**Vorgegebener Textauszug:**

——————————

Die Tories taugen nicht zuletzt deshalb als Vorbild, weil es ihnen seit ihrer Gründung als Partei aristokratischer Großgrundbesitzer vor rund 180 Jahren gelungen ist, sich oft und radikal neu zu erfinden, um bis heute in einer multikulturellen Gesellschaft relevant und vor allem wählbar zu bleiben. So gab beispielsweise Benjamin Disraeli die Verteidigung der königlichen Prärogative und aristokratischer Privilegien gegen demokratische Forderungen der liberalen Whigs auf, als er erkannte, dass die Ausweitung des Wahlrechts nicht mehr zu stoppen sein würde. Mehr noch: Als Premierminister vollzog der konservative Disraeli die extreme Kehrtwende und bewilligte auch Industriearbeitern das Stimmrecht bei Wahlen zum Unterhaus.

Seither galt für die Tories die Maxime Tancredis in Tomasi di Lampedusas Roman „Der Leopard“: „Alles muss sich ändern, damit alles bleibt, wie es ist.“ Oder anders gesagt: Wollten Konservative auch in Zukunft ihre politische Macht erhalten, musste sich ihre Politik radikal dem gesellschaftlichen Wandel anpassen. Ein Rat, der die Tories seit knapp zwei Jahrhunderten zur erfolgreichsten Wahlkampfmaschine in Europa macht. Diese Erfahrung mag auch deutschen Christdemokraten vertraut sein, die gelegentlich dem vermeintlichen Verlust eines unverkennbar konservativen Markenkerns nachtrauern: Gerade die rasche und geschmeidige Wandlungsfähigkeit bürgerlicher Parteien gilt als Rezept für den Erfolg an der Wahlurne.

——————————

**Auszuführende Aufgabe:** Bitte beantworte anhand des Textes über die Tories: Welcher Gruppe bewilligte Disraeli als Premierminister das Stimmrecht bei Wahlen zum Unterhaus?

**Bereitgestelltes Material:**
——————————

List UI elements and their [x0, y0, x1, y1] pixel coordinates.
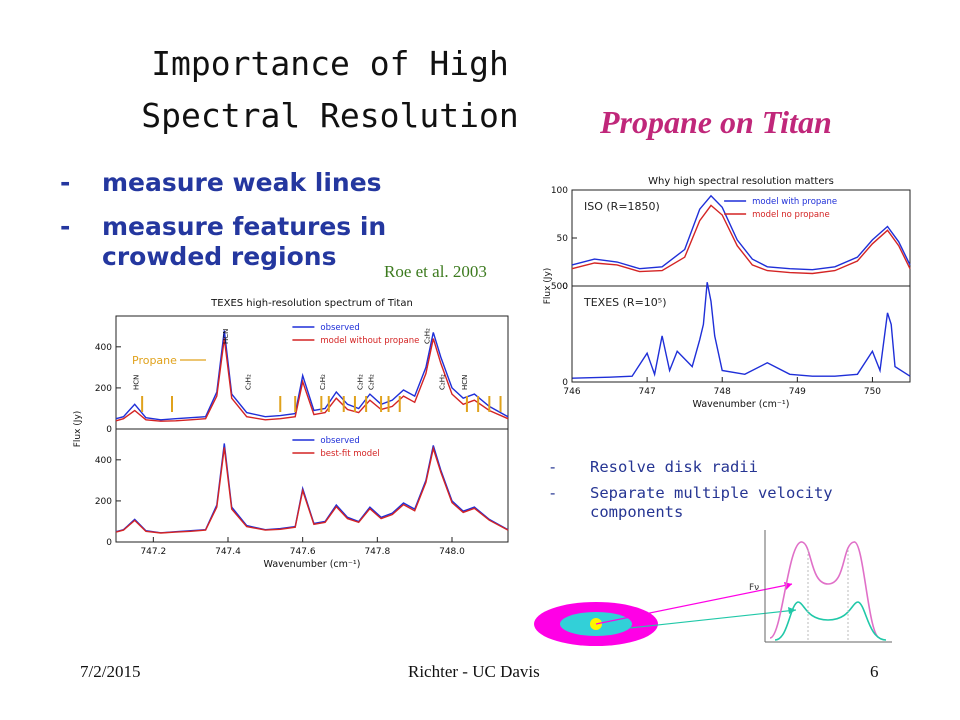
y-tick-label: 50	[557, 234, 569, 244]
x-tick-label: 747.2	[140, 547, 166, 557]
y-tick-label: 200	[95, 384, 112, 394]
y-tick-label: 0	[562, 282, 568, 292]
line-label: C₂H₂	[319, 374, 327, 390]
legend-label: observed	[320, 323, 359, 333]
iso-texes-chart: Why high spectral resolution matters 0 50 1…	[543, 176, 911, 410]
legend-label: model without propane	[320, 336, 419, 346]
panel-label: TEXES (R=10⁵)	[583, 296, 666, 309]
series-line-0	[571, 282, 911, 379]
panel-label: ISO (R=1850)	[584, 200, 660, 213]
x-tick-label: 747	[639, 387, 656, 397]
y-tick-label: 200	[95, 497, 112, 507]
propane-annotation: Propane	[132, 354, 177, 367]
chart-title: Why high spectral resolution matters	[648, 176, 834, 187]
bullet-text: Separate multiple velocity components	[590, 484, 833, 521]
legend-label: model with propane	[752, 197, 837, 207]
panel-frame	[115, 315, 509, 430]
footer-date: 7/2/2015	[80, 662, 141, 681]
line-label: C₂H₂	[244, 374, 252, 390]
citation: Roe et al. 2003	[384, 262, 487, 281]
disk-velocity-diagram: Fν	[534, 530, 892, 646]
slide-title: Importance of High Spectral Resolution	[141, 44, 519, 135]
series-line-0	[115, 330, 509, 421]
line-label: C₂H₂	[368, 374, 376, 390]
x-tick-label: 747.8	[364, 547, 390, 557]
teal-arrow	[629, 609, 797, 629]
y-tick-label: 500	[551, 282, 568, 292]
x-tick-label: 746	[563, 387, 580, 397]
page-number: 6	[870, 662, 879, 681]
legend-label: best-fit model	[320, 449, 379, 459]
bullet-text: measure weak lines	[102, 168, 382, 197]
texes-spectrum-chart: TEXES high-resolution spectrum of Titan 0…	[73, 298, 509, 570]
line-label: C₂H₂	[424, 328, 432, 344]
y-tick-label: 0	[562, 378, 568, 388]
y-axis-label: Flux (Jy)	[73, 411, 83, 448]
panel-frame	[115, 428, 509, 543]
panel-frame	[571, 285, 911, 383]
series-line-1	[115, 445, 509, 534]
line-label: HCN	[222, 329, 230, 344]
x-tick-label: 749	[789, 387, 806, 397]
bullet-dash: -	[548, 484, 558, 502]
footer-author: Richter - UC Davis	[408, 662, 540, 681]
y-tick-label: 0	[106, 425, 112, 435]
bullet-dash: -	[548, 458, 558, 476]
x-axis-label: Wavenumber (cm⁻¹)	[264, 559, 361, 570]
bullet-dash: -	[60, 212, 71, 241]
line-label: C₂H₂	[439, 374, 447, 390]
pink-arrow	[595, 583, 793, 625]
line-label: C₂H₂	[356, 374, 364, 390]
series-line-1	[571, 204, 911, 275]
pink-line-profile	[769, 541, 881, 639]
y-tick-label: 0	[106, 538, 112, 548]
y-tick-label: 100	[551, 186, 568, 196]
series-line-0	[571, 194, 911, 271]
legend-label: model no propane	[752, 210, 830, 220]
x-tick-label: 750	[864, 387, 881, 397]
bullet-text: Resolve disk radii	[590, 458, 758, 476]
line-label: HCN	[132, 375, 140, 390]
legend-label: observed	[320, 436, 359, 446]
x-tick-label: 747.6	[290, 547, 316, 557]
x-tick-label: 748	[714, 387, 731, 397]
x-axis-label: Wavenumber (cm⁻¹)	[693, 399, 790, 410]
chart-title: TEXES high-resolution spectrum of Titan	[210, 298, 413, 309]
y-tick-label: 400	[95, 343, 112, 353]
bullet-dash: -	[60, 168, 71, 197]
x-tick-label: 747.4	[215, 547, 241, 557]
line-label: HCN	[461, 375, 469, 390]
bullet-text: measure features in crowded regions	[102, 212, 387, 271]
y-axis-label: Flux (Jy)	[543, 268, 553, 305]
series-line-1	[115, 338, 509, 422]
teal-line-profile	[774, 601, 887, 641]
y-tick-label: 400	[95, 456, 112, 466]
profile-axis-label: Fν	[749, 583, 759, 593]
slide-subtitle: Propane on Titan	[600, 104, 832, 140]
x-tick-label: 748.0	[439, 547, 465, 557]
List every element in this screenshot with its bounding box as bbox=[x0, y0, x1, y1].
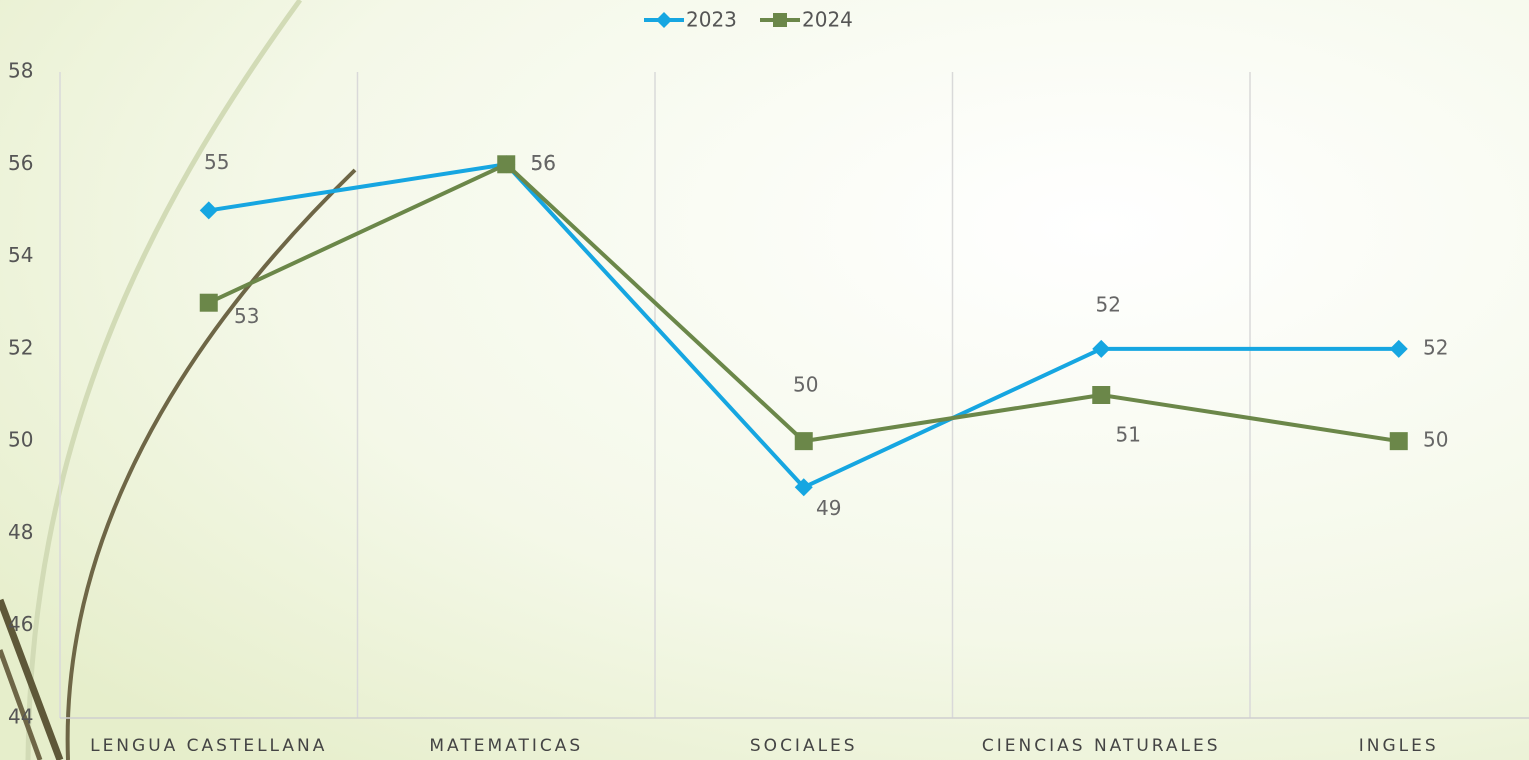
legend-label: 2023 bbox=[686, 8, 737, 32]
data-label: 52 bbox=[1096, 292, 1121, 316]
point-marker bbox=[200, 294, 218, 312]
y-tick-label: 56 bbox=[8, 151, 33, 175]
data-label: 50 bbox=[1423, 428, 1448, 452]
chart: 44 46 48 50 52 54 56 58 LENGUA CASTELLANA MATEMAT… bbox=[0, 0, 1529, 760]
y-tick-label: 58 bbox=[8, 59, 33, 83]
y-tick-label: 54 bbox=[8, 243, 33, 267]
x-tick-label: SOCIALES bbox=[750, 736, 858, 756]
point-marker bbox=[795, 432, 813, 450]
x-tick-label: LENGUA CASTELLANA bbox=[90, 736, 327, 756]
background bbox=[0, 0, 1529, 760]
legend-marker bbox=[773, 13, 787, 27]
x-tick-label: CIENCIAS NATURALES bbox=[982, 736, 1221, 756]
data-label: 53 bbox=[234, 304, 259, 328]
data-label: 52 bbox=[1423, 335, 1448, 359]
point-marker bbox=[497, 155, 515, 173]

——————————

**Vollständige Antwort:** Den Industriearbeitern.